Texte fourni
______
La première consiste, au moyen d’un questionnaire idoine, à recueillir et préciser par écrit les exigences et besoins du preneur éventuel[1]. Pour le professionnel qui s’y livre, cette démarche relève de la maïeutique : le questionnaire ne se réduit pas à la réception passive d’informations puisqu’à partir de celles-ci, le distributeur devra permettre au client de formuler clairement ses attentes. Envisagée un temps dans le projet de décret, une liste exhaustive de renseignements à collecter auprès du prospect ne semble finalement pas retenue. Il revient alors à chaque professionnel concerné d’élaborer un questionnaire suffisamment précis pour sonder au mieux la situation et les aspirations de l’éventuel contractant. Concrètement, le degré d’investigation devra être modulé en fonction de la nature et la sophistication des contrats proposés.

Seule mention incontournable, évoquée plus haut, le postulant à l’assurance doit indiquer son niveau de connaissance et d’expérience en matière financière. A cet égard, deux difficultés ne manqueront pas de s’élever en pratique : la première tient à l’appréciation de ce niveau, la seconde, aux conséquences qu’il en faut déduire. De fait, en l’hypothèse, sans doute la plus répandue, où les compétences financières d’un client seraient estimées faibles ou médiocres, le distributeur devra-t-il s’abstenir de lui recommander la souscription d’un contrat d’assurance vie libellé en unités de compte ?

Par ailleurs, la prise de connaissance du souscripteur potentiel n’est pas sans recouper l’obligation de vigilance pesant sur les assureurs et leurs intermédiaires dans le cadre de la lutte anti-blanchiment[2]. Rappelons que dans sa version « standard », cette obligation engage son débiteur à identifier le client ainsi que le « bénéficiaire effectif » de l’opération sollicitée, mais aussi à recueillir les informations relatives à l’objet et la nature de cette opération ainsi que tout autre renseignement pertinent sur le client[3]. C’est dire que des données identiques seraient collectées à des fins diamétralement opposées, l’une commerciale, l’autre préventive. Or, si le consommateur est enclin à se dévoiler en la première circonstance, il est beaucoup plus réticent dans la seconde.

A quoi s’ajoute que l’attitude requise du professionnel confronté à cette réticence varie sensiblement d’un régime à l’autre : la lutte anti-blanchiment lui intime, sous quelques réserves, de refuser ou cesser toute relation d’affaire avec le client récalcitrant[4], là où le nouveau devoir de conseil lui impartit une simple obligation de mise en garde avant de conclure le contrat envisagé[5]. Cette mise en garde contraste d’ailleurs singulièrement avec l’obligation d’abstention qui pèse en pareilles circonstances sur les prestataires se livrant à un service de conseil en investissement[6]. En outre, son objet semble incertain : faut-il seulement avertir le preneur d’un risque d’inadaptation du contrat souscrit à sa situation où l’instruire sur les risques inhérents à ce contrat ? « 


[1] C. Ass., art. L. 132-27-1 I.

[2] Signalons que certains intermédiaires d’assurance sont exemptés du dispositif anti-blanchiment. Ainsi en est-il des agents généraux et des mandataires d’assurance qui agissent sous la responsabilité de l’assureur qu’ils représentent (C. Mon. et Fin., art. L. 561-2 2°). De même, sont exemptées les personnes dont l’activité d’intermédiation en assurance, peu exposée au risque de blanchiment, satisfait à la définition réglementaire d’ « activité financière accessoire » (C. Mon. et Fin., art. R. 561-4).

[3] C. Mon. et Fin., art. L. 561-5 et L. 561-6, art. R. 561-12.

[4] C. Mon. et Fin., art. L. 561-8.

[5] C. Ass., art. L. 132-27-1 I.

[6] C. Mon. et Fin., art. L. 533-13 et L. 541-4.
______
Consigne
D'après le texte fourni, quelle est la seule information que la personne qui demande une assurance doit obligatoirement donner ?

Données fournies
______
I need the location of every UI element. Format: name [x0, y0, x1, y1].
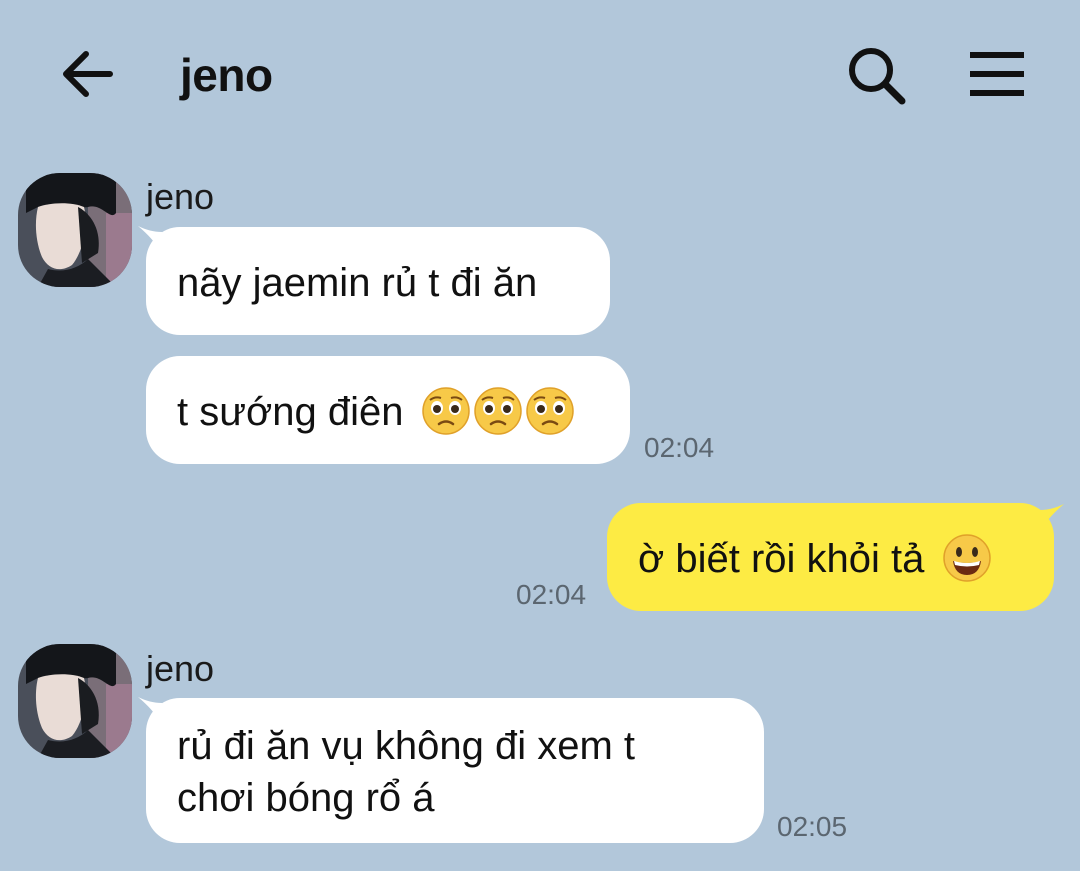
______
Réponse
Son niveau de connaissance et d'expérience en matière financière.